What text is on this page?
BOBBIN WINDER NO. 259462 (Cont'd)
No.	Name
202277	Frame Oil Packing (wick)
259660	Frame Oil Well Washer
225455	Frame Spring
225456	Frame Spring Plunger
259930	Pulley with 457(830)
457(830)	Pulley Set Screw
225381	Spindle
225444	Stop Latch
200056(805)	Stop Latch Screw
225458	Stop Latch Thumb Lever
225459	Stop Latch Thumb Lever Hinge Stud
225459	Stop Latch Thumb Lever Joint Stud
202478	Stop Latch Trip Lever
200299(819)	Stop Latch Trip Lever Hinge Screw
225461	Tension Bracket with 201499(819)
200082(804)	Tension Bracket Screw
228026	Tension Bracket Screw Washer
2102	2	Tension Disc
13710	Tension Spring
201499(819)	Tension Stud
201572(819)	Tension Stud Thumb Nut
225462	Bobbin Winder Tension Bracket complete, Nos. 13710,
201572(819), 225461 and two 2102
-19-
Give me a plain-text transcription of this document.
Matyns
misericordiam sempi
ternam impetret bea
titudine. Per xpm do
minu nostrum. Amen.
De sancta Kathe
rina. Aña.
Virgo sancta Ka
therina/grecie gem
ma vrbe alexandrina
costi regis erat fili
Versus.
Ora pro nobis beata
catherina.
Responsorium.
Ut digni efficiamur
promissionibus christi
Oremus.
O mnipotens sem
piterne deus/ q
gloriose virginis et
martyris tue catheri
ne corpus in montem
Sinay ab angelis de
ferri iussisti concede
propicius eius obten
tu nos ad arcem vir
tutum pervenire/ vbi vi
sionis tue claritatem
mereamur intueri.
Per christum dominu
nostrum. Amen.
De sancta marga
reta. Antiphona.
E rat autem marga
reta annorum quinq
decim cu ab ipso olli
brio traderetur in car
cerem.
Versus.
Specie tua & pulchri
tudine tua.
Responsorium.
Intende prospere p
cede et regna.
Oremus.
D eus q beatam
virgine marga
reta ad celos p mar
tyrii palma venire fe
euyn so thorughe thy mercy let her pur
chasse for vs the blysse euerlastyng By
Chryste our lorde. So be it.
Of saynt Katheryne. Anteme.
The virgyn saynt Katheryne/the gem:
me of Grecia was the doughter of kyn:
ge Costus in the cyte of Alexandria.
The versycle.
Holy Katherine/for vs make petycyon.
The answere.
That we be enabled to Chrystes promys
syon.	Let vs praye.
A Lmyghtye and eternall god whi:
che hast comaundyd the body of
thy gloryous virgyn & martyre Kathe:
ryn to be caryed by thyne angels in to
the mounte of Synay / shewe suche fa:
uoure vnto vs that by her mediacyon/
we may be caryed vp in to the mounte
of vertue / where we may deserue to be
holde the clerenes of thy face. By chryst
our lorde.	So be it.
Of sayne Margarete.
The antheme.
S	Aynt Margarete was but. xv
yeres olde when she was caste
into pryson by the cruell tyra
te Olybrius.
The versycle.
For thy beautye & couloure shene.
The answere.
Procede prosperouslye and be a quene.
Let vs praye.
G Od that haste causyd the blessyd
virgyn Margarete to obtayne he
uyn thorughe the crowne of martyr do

----------

**What needs to be done:** Scan the material for lines with the word "Katheryne", and copy each line you find.

**Task answer:**
Of saynt Katheryne. Anteme.
The virgyn saynt Katheryne/the gem:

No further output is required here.